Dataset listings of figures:
- - -

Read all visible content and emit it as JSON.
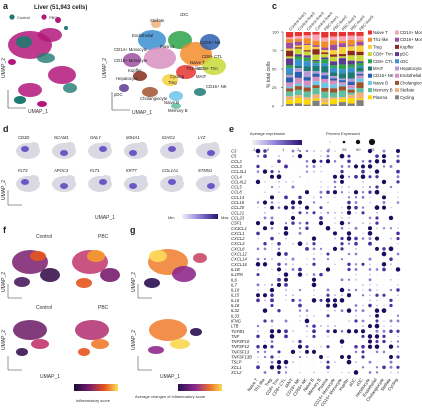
{
  "panel_letters": {
    "a": "a",
    "c": "c",
    "d": "d",
    "e": "e",
    "f": "f",
    "g": "g"
  },
  "panel_a": {
    "title": "Liver (51,943 cells)",
    "legend": [
      {
        "label": "Control",
        "color": "#1f7a72"
      },
      {
        "label": "PBC",
        "color": "#b3177a"
      }
    ],
    "axis_x": "UMAP_1",
    "axis_y": "UMAP_2",
    "cell_labels": [
      "Stellate",
      "cDC",
      "Endothelial",
      "CD14+ Monocyte",
      "Plasma",
      "CD16+ Monocyte",
      "Kupffer",
      "Naive T",
      "Th1-like",
      "Cycling",
      "Treg",
      "Hepatocyte",
      "pDC",
      "Cholangiocyte",
      "Naive B",
      "Memory B",
      "CD16+ NK",
      "CD8+ CTL",
      "CD8+ Trm",
      "MAIT",
      "CD56+ NK"
    ]
  },
  "panel_c": {
    "y_label": "% total cells",
    "samples": [
      "Control-liver1",
      "Control-liver2",
      "Control-liver3",
      "Control-liver4",
      "PBC-liver1",
      "PBC-liver2",
      "PBC-liver3",
      "PBC-liver4",
      "PBC-liver5"
    ],
    "legend": [
      {
        "label": "Naive T",
        "color": "#e8322f"
      },
      {
        "label": "CD14+ Monocyte",
        "color": "#f6a6b8"
      },
      {
        "label": "Th1-like",
        "color": "#f28c2a"
      },
      {
        "label": "CD16+ Monocyte",
        "color": "#9c4fa0"
      },
      {
        "label": "Treg",
        "color": "#f7d13b"
      },
      {
        "label": "Kupffer",
        "color": "#8a2a1c"
      },
      {
        "label": "CD8+ Trm",
        "color": "#c9d93a"
      },
      {
        "label": "pDC",
        "color": "#5b3a8f"
      },
      {
        "label": "CD8+ CTL",
        "color": "#2ea34a"
      },
      {
        "label": "cDC",
        "color": "#3a8fd0"
      },
      {
        "label": "MAIT",
        "color": "#1f7a72"
      },
      {
        "label": "Hepatocyte",
        "color": "#b69ad6"
      },
      {
        "label": "CD16+ NK",
        "color": "#2b5fb0"
      },
      {
        "label": "Endothelial",
        "color": "#d68fc0"
      },
      {
        "label": "Naive B",
        "color": "#6ec6e8"
      },
      {
        "label": "Cholangiocyte",
        "color": "#a0522d"
      },
      {
        "label": "Memory B",
        "color": "#5fbf9f"
      },
      {
        "label": "Stellate",
        "color": "#f0b27a"
      },
      {
        "label": "Plasma",
        "color": "#ffd800"
      },
      {
        "label": "Cycling",
        "color": "#7f7f7f"
      }
    ],
    "ticks": [
      "0",
      "25",
      "50",
      "75",
      "100"
    ]
  },
  "panel_d": {
    "genes_row1": [
      "CD3D",
      "NCAM1",
      "GNLY",
      "MS4A1",
      "IGHG1",
      "LYZ"
    ],
    "genes_row2": [
      "FLT3",
      "APOC3",
      "FLT1",
      "KRT7",
      "COL1A1",
      "STMN1"
    ],
    "axis_x": "UMAP_1",
    "axis_y": "UMAP_2",
    "scale_min": "Min",
    "scale_max": "Max"
  },
  "panel_e": {
    "legend_avg_title": "Average expression",
    "legend_avg_ticks": [
      "-1",
      "0",
      "1",
      "2"
    ],
    "legend_pct_title": "Percent Expressed",
    "legend_pct_ticks": [
      "0",
      "25",
      "50",
      "75"
    ],
    "genes": [
      "C3",
      "C5",
      "CCL2",
      "CCL3",
      "CCL3L1",
      "CCL4",
      "CCL4L2",
      "CCL5",
      "CCL8",
      "CCL14",
      "CCL18",
      "CCL20",
      "CCL21",
      "CCL23",
      "CSF1",
      "CX3CL1",
      "CXCL1",
      "CXCL2",
      "CXCL3",
      "CXCL8",
      "CXCL12",
      "CXCL14",
      "CXCL16",
      "IL1B",
      "IL1RN",
      "IL6",
      "IL7",
      "IL10",
      "IL15",
      "IL16",
      "IL18",
      "IL32",
      "IL33",
      "IFNG",
      "LTB",
      "TGFB1",
      "TNF",
      "TNFSF10",
      "TNFSF12",
      "TNFSF13",
      "TNFSF13B",
      "TSLP",
      "XCL1",
      "XCL2"
    ],
    "cell_types": [
      "Naive T",
      "Th1-like",
      "Treg",
      "CD8+ Trm",
      "CD8+ CTL",
      "MAIT",
      "CD16+ NK",
      "CD56+ NK",
      "Naive B",
      "Memory B",
      "Plasma",
      "CD14+ Monocyte",
      "CD16+ Monocyte",
      "Kupffer",
      "pDC",
      "cDC",
      "Hepatocyte",
      "Endothelial",
      "Cholangiocyte",
      "Stellate",
      "Cycling"
    ]
  },
  "panel_f": {
    "label_control": "Control",
    "label_pbc": "PBC",
    "axis_x": "UMAP_1",
    "axis_y": "UMAP_2",
    "legend_title": "Inflammatory score"
  },
  "panel_g": {
    "axis_x": "UMAP_1",
    "axis_y": "UMAP_2",
    "legend_title": "Average changes of inflammatory score"
  }
}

- - -

Work to complete: Omit the images and transcribe all of the records above word for word.

Problem solution:
Read all visible content and emit it as JSON.
{
  "panel_letters": {
    "a": "a",
    "c": "c",
    "d": "d",
    "e": "e",
    "f": "f",
    "g": "g"
  },
  "panel_a": {
    "title": "Liver (51,943 cells)",
    "legend": [
      {
        "label": "Control",
        "color": "#1f7a72"
      },
      {
        "label": "PBC",
        "color": "#b3177a"
      }
    ],
    "axis_x": "UMAP_1",
    "axis_y": "UMAP_2",
    "cell_labels": [
      "Stellate",
      "cDC",
      "Endothelial",
      "CD14+ Monocyte",
      "Plasma",
      "CD16+ Monocyte",
      "Kupffer",
      "Naive T",
      "Th1-like",
      "Cycling",
      "Treg",
      "Hepatocyte",
      "pDC",
      "Cholangiocyte",
      "Naive B",
      "Memory B",
      "CD16+ NK",
      "CD8+ CTL",
      "CD8+ Trm",
      "MAIT",
      "CD56+ NK"
    ]
  },
  "panel_c": {
    "y_label": "% total cells",
    "samples": [
      "Control-liver1",
      "Control-liver2",
      "Control-liver3",
      "Control-liver4",
      "PBC-liver1",
      "PBC-liver2",
      "PBC-liver3",
      "PBC-liver4",
      "PBC-liver5"
    ],
    "legend": [
      {
        "label": "Naive T",
        "color": "#e8322f"
      },
      {
        "label": "CD14+ Monocyte",
        "color": "#f6a6b8"
      },
      {
        "label": "Th1-like",
        "color": "#f28c2a"
      },
      {
        "label": "CD16+ Monocyte",
        "color": "#9c4fa0"
      },
      {
        "label": "Treg",
        "color": "#f7d13b"
      },
      {
        "label": "Kupffer",
        "color": "#8a2a1c"
      },
      {
        "label": "CD8+ Trm",
        "color": "#c9d93a"
      },
      {
        "label": "pDC",
        "color": "#5b3a8f"
      },
      {
        "label": "CD8+ CTL",
        "color": "#2ea34a"
      },
      {
        "label": "cDC",
        "color": "#3a8fd0"
      },
      {
        "label": "MAIT",
        "color": "#1f7a72"
      },
      {
        "label": "Hepatocyte",
        "color": "#b69ad6"
      },
      {
        "label": "CD16+ NK",
        "color": "#2b5fb0"
      },
      {
        "label": "Endothelial",
        "color": "#d68fc0"
      },
      {
        "label": "Naive B",
        "color": "#6ec6e8"
      },
      {
        "label": "Cholangiocyte",
        "color": "#a0522d"
      },
      {
        "label": "Memory B",
        "color": "#5fbf9f"
      },
      {
        "label": "Stellate",
        "color": "#f0b27a"
      },
      {
        "label": "Plasma",
        "color": "#ffd800"
      },
      {
        "label": "Cycling",
        "color": "#7f7f7f"
      }
    ],
    "ticks": [
      "0",
      "25",
      "50",
      "75",
      "100"
    ]
  },
  "panel_d": {
    "genes_row1": [
      "CD3D",
      "NCAM1",
      "GNLY",
      "MS4A1",
      "IGHG1",
      "LYZ"
    ],
    "genes_row2": [
      "FLT3",
      "APOC3",
      "FLT1",
      "KRT7",
      "COL1A1",
      "STMN1"
    ],
    "axis_x": "UMAP_1",
    "axis_y": "UMAP_2",
    "scale_min": "Min",
    "scale_max": "Max"
  },
  "panel_e": {
    "legend_avg_title": "Average expression",
    "legend_avg_ticks": [
      "-1",
      "0",
      "1",
      "2"
    ],
    "legend_pct_title": "Percent Expressed",
    "legend_pct_ticks": [
      "0",
      "25",
      "50",
      "75"
    ],
    "genes": [
      "C3",
      "C5",
      "CCL2",
      "CCL3",
      "CCL3L1",
      "CCL4",
      "CCL4L2",
      "CCL5",
      "CCL8",
      "CCL14",
      "CCL18",
      "CCL20",
      "CCL21",
      "CCL23",
      "CSF1",
      "CX3CL1",
      "CXCL1",
      "CXCL2",
      "CXCL3",
      "CXCL8",
      "CXCL12",
      "CXCL14",
      "CXCL16",
      "IL1B",
      "IL1RN",
      "IL6",
      "IL7",
      "IL10",
      "IL15",
      "IL16",
      "IL18",
      "IL32",
      "IL33",
      "IFNG",
      "LTB",
      "TGFB1",
      "TNF",
      "TNFSF10",
      "TNFSF12",
      "TNFSF13",
      "TNFSF13B",
      "TSLP",
      "XCL1",
      "XCL2"
    ],
    "cell_types": [
      "Naive T",
      "Th1-like",
      "Treg",
      "CD8+ Trm",
      "CD8+ CTL",
      "MAIT",
      "CD16+ NK",
      "CD56+ NK",
      "Naive B",
      "Memory B",
      "Plasma",
      "CD14+ Monocyte",
      "CD16+ Monocyte",
      "Kupffer",
      "pDC",
      "cDC",
      "Hepatocyte",
      "Endothelial",
      "Cholangiocyte",
      "Stellate",
      "Cycling"
    ]
  },
  "panel_f": {
    "label_control": "Control",
    "label_pbc": "PBC",
    "axis_x": "UMAP_1",
    "axis_y": "UMAP_2",
    "legend_title": "Inflammatory score"
  },
  "panel_g": {
    "axis_x": "UMAP_1",
    "axis_y": "UMAP_2",
    "legend_title": "Average changes of inflammatory score"
  }
}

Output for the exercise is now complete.